==== Provided passage

In terms of equity investment, the total requirement for all 18 HAM projects is approximately INR 2,390 crores, out of which, we have already invested INR 1,029 crores till June '22, and the balance will be invested over the next 2, 3 years. The internal accruals that would be generated over next 2, 3 years should be sufficient to fund the total equity investment.
The company received lowest order inflow in quarter 4 financial year '22. Our unexecuted order book as on 30th June '22 was over INR 20,000 crores after including 7 new HAM projects of INR 7,439 crores from NHAI, where the company received letters of award. Out of the total order book of over INR 20,000 crores, lowest EPC contract including HAM contribute around 61% and water and education projects contribute around 39%.
Now I would present the result of quarter ended 30th June '22. Revenue of first quarter of financial year '23 is INR 1,758 crores, which is higher by 41% as compared to INR 1,251 crores in first quarter of financial year '22. The EBITDA for the first quarter is INR 258 crores, which is higher by 47% as compared to INR 175 crores in quarter 1 of financial year '22. The EBITDA margin for the first quarter of financial year '23 is 14.7%. The PAT for the first quarter of financial year '23 is INR 167 crores as compared to INR 93 crores in the first quarter of financial year '22, a growth of 79% on year-to-year basis.
Consol revenue of first quarter of financial year '23 is INR 2,053 crores as compared to INR 1,463 crores in quarter 1 of financial year '22, growth of 40%. The consol EBITDA for the first quarter of financial year '23 is INR 518 crores, which is higher by 43% as compared to INR 363 crores for the first quarter of the corresponding quarter last year. The EBITDA margin for quarter 1 financial year '23 is 25.2%. The consol PAT for quarter 1 financial year '23 is INR 241 crores as compared to INR 118 crores in quarter 1 financial year '22, a growth of 104%.
As on 30th June '22, our net working cycle is 68 days as compared to 77 days as on 31st March '22. Our net worth on standalone basis is INR 3,526 crores as on 30th June '22, whereas total standalone debt is INR 300 crores. The total cash and bank balance as on 30th June 2022 is INR 463 crores. We have a net debt of INR 163 crores. This translates to net debt to equity of 0.09x. On consol basis, our net worth is INR 3,868 crores, whereas total debt is INR 5,129 crores as on 31st March '22. The total cash and bank balance, including current investment, is INR 1,048 crores. This translates to net debt to equity of 1.19x.
With this, we now open the floor for question-answer.
[Operator Instructions]
Yes. Before starting the question and answer, just would like to declare the disclaimer clause and also safe harbor for whatever the discussions that will happen, including the forward-looking statements what we are going to make.
Okay. So sir, do you want me to go ahead with the disclaimer?
Yes.
Okay, sir. Please give me a moment. Shravan? Please go ahead with the disclaimer.
Sir, if you speak the disclaimer, that would be better from your side.
You can read up if you have readily available, you can read out the disclosure, it's a standard disclosure.
Okay. I do not have that readily available.
Okay, sir. I'll just read it out. This conference call may contain forward-looking statements about the company, which are based on the beliefs, opinions and expectations of the company as on date of this call. These statements are not guarantees of future performance and involve risks and uncertainties that are difficult to predict.
So sir, can we go ahead with the questions?
Yes, yes, please.
Okay. So the first question comes from the line of Bharani Vijayakumar from Spark Capital.

========
==== Available data

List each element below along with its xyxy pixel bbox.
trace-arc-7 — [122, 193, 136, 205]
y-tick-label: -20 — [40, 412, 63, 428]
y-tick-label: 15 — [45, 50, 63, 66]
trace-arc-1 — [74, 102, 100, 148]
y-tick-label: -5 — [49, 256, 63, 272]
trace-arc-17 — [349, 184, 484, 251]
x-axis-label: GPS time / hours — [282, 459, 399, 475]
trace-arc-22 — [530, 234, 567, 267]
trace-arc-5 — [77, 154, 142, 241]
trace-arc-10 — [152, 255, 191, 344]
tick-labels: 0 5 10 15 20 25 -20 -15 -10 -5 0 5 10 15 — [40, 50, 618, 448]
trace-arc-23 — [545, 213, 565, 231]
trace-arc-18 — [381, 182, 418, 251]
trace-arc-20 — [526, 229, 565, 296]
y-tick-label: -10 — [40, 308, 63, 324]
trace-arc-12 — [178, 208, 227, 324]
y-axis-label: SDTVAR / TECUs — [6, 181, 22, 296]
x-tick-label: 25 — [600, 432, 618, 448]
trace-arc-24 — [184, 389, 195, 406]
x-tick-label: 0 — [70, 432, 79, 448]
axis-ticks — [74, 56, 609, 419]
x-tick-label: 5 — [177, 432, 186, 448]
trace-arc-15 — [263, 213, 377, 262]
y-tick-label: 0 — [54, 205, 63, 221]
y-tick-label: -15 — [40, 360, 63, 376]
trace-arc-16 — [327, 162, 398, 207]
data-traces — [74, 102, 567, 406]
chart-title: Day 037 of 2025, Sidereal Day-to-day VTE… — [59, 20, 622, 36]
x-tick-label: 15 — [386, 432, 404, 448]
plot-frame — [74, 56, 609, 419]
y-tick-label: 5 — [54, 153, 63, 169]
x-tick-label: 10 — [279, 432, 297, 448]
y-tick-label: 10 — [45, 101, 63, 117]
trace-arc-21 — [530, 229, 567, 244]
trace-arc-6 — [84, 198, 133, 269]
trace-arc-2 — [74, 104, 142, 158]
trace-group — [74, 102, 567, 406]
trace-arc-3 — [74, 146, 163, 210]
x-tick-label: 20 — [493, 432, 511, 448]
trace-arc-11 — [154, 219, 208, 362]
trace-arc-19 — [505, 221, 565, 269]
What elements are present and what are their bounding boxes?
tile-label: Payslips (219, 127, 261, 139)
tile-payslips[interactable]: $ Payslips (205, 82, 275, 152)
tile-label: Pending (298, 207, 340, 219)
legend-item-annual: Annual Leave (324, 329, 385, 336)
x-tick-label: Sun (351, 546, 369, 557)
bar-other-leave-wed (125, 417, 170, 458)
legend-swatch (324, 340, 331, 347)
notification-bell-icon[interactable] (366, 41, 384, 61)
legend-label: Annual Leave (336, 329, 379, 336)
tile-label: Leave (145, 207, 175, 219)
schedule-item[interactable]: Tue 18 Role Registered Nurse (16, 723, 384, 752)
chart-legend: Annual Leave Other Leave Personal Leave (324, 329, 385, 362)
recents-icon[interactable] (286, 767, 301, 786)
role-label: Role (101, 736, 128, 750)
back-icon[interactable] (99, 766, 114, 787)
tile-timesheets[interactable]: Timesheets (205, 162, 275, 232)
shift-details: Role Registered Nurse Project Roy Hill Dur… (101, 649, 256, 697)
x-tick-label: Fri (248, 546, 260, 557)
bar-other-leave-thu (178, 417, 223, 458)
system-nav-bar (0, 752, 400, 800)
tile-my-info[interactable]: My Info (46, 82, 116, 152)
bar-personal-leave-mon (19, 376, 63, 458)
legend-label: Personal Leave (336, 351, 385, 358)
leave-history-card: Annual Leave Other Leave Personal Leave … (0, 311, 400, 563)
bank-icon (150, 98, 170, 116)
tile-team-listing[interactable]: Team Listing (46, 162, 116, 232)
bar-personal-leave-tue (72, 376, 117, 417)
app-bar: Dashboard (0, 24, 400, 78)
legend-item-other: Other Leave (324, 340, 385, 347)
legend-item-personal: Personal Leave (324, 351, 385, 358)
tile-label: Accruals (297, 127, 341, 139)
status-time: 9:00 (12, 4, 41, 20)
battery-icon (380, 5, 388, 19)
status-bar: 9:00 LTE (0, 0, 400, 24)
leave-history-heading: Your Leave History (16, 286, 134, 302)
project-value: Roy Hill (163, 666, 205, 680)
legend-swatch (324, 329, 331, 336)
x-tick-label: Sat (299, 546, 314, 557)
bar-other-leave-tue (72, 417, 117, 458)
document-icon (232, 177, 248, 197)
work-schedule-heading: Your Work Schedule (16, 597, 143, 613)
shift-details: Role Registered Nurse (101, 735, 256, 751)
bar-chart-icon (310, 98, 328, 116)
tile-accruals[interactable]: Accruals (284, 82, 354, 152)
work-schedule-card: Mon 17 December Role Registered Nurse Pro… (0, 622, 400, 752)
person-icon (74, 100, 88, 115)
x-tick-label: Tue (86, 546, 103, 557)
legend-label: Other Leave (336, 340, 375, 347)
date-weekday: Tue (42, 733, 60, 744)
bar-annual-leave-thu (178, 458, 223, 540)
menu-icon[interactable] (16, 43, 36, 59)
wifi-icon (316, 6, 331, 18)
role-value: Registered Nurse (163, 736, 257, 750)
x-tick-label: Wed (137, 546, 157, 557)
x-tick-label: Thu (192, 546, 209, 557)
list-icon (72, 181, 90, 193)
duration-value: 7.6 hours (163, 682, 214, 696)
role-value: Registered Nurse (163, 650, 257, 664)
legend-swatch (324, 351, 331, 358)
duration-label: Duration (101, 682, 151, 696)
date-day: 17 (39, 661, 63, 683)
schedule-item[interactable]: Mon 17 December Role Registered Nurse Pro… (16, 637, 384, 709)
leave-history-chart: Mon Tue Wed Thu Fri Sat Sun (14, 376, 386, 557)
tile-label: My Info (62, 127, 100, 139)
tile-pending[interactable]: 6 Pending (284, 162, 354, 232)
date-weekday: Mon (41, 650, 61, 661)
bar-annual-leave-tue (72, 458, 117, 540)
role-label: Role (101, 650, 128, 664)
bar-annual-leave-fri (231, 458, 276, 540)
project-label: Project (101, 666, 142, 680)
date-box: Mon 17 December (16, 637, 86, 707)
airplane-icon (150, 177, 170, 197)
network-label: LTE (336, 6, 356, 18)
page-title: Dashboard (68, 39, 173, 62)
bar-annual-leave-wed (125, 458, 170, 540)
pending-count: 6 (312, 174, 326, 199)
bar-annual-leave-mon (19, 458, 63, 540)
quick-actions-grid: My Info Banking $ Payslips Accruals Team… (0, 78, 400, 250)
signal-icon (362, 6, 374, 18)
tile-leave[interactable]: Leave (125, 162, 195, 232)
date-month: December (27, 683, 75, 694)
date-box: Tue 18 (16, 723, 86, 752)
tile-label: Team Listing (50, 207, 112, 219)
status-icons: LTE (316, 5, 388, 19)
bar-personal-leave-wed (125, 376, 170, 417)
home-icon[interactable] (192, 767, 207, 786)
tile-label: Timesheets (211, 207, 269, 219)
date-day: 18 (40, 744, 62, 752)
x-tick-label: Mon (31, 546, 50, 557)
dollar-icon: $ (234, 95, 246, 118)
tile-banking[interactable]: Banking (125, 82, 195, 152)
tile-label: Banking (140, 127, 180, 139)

========

Work to complete:
[a] Answer these questions about the earnings call excerpt:
(i) What is the approximate total equity requirement for all 18 HAM projects?
(ii) What was the standalone net debt to equity as on 30th June '22?
(iii) By what percentage did consol PAT grow in quarter 1 of financial year '23?
[b] In the records, substitute "y-axis-tick" for each "y-tick-label" in the part that runs from the first line through the line containing "trace-arc-17 — [349, 184, 484, 251]", and return only those lines.

Per-task outputs:
[a]
(i) Approximately INR 2,390 crores
(ii) 0.09x
(iii) 104%

[b]
List each element below along with its xyxy pixel bbox.
trace-arc-7 — [122, 193, 136, 205]
y-axis-tick: -20 — [40, 412, 63, 428]
y-axis-tick: 15 — [45, 50, 63, 66]
trace-arc-1 — [74, 102, 100, 148]
y-axis-tick: -5 — [49, 256, 63, 272]
trace-arc-17 — [349, 184, 484, 251]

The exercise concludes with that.